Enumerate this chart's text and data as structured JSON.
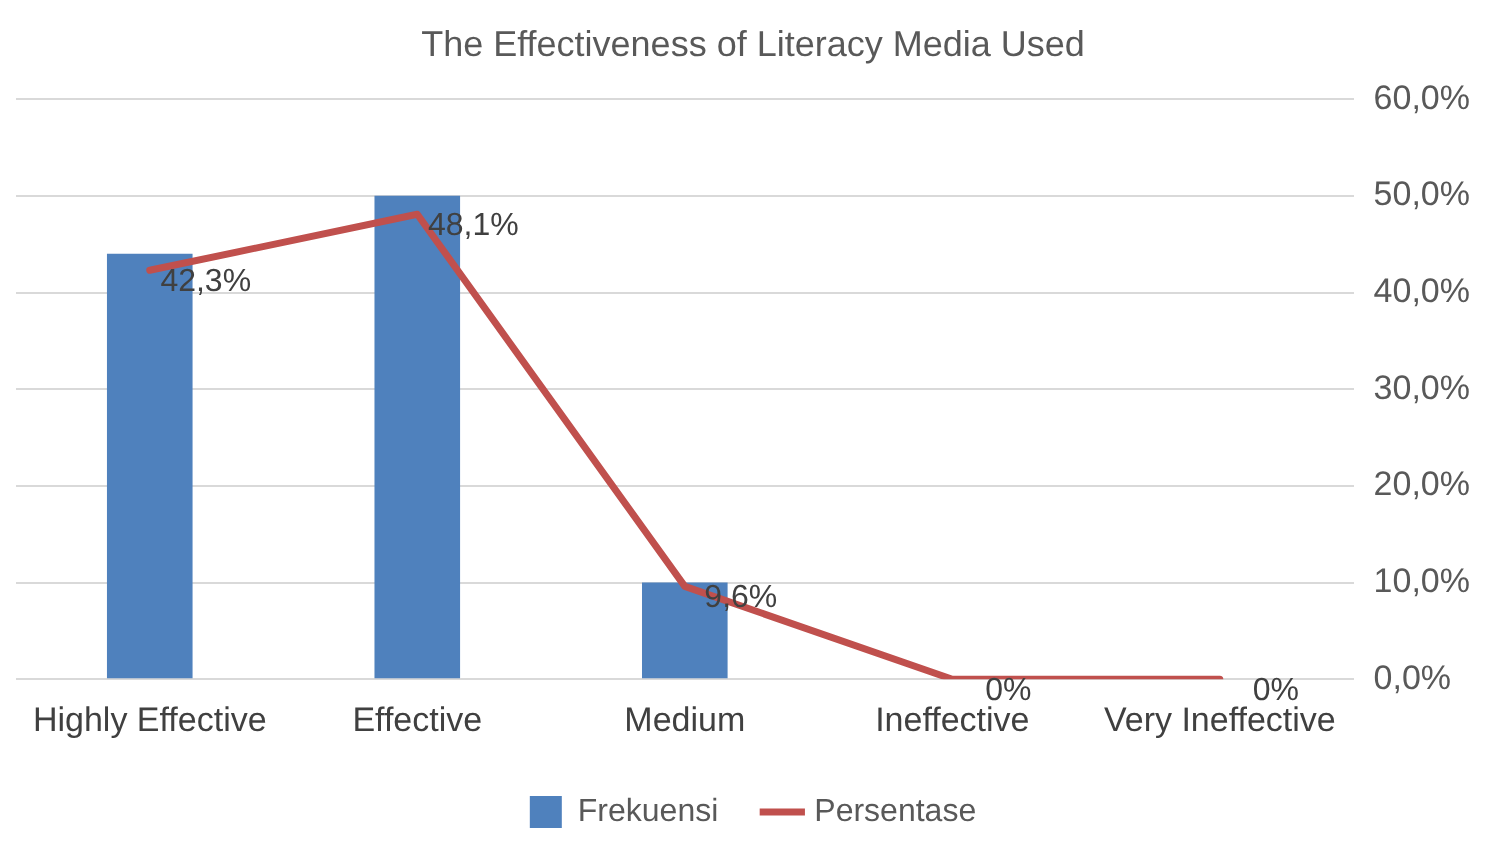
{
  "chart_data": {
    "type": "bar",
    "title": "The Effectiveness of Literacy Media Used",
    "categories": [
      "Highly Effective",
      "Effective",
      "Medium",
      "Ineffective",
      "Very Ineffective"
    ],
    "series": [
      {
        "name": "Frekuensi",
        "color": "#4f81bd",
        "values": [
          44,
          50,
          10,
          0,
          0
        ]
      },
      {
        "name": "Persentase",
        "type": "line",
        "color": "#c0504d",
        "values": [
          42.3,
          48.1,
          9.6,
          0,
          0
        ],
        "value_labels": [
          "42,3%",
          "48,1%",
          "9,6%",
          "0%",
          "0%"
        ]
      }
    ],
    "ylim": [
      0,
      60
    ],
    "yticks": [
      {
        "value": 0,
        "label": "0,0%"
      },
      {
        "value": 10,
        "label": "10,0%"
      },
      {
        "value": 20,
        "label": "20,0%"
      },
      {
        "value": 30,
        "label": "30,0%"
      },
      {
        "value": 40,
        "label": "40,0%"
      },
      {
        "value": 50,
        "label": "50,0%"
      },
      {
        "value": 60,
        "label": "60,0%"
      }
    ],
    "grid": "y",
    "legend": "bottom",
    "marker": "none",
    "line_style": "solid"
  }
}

...

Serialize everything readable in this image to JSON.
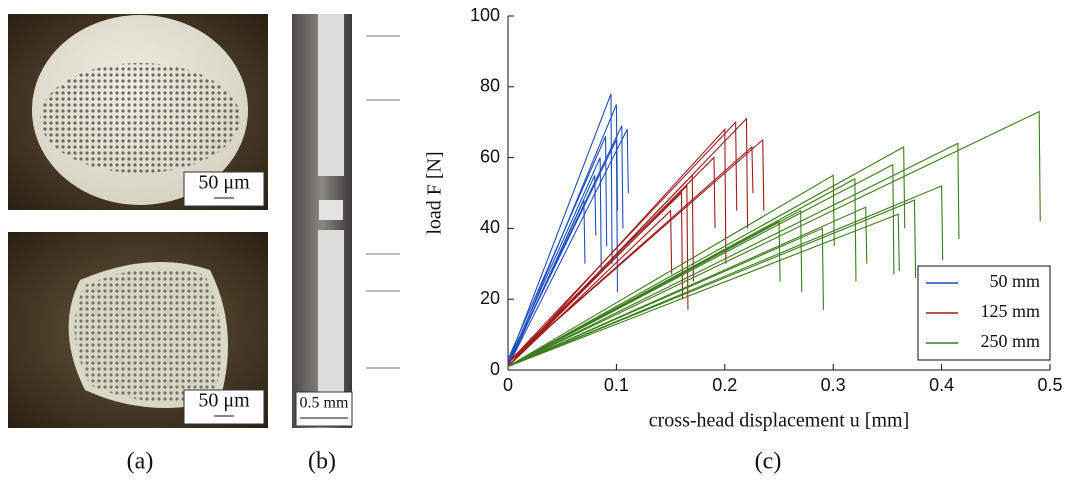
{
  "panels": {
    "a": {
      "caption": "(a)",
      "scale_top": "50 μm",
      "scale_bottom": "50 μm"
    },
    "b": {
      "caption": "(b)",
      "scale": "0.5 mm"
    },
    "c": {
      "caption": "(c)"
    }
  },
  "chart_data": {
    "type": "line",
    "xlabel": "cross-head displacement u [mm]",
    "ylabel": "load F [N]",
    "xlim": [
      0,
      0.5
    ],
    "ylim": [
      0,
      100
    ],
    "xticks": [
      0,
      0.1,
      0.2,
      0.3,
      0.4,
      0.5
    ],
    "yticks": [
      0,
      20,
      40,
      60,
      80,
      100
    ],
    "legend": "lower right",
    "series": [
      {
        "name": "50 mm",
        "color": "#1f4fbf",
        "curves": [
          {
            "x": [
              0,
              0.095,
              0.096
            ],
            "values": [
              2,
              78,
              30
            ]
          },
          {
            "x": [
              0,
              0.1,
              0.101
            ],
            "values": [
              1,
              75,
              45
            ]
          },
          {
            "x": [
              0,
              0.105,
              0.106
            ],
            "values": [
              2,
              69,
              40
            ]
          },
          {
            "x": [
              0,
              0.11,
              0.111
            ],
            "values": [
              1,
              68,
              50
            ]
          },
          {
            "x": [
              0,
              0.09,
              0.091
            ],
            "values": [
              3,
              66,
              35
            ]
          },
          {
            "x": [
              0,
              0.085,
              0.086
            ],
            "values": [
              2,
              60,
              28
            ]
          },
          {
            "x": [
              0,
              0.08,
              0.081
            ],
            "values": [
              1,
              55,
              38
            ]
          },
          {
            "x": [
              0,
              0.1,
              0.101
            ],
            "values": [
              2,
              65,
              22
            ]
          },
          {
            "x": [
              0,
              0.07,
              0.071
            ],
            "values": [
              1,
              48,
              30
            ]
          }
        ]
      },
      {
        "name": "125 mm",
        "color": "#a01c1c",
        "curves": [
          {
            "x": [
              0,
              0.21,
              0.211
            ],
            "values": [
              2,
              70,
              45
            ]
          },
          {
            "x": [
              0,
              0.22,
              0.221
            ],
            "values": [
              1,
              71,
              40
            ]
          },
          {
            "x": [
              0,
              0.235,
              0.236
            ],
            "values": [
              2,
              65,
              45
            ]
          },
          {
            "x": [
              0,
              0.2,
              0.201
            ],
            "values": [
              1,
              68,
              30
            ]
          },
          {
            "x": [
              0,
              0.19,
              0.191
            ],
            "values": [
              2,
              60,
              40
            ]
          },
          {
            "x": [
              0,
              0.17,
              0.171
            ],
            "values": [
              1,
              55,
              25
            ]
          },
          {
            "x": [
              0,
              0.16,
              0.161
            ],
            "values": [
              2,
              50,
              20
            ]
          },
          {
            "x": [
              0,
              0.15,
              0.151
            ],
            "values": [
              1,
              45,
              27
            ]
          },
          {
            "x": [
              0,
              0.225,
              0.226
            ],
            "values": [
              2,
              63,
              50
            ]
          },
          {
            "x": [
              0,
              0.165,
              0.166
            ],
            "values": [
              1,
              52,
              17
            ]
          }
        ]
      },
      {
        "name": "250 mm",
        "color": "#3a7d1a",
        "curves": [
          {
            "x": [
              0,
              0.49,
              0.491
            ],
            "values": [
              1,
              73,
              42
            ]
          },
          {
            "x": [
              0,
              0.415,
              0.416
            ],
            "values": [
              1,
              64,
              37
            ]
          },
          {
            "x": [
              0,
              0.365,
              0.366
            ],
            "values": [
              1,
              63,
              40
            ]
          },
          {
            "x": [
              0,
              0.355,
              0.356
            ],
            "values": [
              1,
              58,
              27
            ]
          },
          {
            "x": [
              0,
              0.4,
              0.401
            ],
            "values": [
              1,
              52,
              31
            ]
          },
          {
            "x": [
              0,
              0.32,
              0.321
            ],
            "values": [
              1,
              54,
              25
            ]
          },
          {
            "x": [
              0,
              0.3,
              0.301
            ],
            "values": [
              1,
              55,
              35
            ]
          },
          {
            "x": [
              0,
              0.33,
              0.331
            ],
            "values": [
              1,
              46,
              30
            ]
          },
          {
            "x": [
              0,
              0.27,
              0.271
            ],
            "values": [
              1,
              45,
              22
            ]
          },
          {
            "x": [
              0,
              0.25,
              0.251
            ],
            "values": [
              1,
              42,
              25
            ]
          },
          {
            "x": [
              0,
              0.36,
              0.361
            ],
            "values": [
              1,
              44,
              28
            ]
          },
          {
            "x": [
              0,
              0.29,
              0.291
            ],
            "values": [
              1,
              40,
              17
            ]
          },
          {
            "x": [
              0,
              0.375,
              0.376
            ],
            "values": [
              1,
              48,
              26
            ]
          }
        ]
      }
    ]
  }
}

Task to carry out> Copy each line of the listing that contains the string "this".

Complete response>
Enumerate this chart's text and data as structured JSON.
Serialize everything readable in this image to JSON.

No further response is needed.